THE INPUT
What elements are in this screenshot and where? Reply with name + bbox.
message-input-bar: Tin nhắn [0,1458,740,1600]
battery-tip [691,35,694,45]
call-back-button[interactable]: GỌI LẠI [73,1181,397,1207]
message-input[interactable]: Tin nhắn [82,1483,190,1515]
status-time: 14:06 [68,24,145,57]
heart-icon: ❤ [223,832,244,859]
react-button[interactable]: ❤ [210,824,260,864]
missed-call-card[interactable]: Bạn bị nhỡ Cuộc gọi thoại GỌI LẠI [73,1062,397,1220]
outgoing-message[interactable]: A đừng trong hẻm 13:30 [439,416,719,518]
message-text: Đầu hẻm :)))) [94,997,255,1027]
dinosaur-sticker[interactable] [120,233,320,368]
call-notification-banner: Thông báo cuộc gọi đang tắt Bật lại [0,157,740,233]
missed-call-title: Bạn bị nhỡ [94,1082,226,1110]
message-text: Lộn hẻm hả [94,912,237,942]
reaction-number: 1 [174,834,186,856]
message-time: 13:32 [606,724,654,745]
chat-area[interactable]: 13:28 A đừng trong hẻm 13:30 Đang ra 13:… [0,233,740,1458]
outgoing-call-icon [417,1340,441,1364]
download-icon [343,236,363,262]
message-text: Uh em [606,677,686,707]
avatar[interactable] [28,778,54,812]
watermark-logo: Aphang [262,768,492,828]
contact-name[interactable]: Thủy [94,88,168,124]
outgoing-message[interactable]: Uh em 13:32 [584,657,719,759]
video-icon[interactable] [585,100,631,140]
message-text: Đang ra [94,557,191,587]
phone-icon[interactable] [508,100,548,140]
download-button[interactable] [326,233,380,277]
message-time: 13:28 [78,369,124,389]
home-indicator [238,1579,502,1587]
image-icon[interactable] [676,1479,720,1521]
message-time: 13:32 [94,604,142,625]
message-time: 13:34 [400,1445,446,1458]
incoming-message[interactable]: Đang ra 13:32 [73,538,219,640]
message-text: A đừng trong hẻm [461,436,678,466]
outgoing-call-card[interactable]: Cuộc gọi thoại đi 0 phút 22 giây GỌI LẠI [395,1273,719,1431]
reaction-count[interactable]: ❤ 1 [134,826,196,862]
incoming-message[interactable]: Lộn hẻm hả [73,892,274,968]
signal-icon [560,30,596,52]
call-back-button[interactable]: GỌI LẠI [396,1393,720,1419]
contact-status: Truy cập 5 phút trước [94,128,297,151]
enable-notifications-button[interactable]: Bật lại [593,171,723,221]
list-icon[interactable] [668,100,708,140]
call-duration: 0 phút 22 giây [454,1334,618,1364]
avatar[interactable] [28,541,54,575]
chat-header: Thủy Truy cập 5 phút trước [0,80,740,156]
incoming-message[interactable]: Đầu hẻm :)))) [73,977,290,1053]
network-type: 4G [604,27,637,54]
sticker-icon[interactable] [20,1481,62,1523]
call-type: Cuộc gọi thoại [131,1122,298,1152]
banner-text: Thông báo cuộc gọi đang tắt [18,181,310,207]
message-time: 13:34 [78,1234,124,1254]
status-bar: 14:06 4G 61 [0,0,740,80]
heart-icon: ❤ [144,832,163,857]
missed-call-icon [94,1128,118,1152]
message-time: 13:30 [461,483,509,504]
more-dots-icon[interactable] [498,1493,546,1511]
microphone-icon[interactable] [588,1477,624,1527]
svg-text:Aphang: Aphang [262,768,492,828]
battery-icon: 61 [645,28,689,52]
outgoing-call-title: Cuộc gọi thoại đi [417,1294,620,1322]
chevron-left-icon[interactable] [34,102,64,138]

WORK INSTRUCTIONS
Update the lines from the start of the material through the line with "missed-call-card[interactable]: Bạn bị" by replacing "GỌI LẠI" with "CALL BACK" and leaving everything else unchanged. Give only those lines.

PROBLEM SOLUTION
What elements are in this screenshot and where? Reply with name + bbox.
message-input-bar: Tin nhắn [0,1458,740,1600]
battery-tip [691,35,694,45]
call-back-button[interactable]: CALL BACK [73,1181,397,1207]
message-input[interactable]: Tin nhắn [82,1483,190,1515]
status-time: 14:06 [68,24,145,57]
heart-icon: ❤ [223,832,244,859]
react-button[interactable]: ❤ [210,824,260,864]
missed-call-card[interactable]: Bạn bị nhỡ Cuộc gọi thoại CALL BACK [73,1062,397,1220]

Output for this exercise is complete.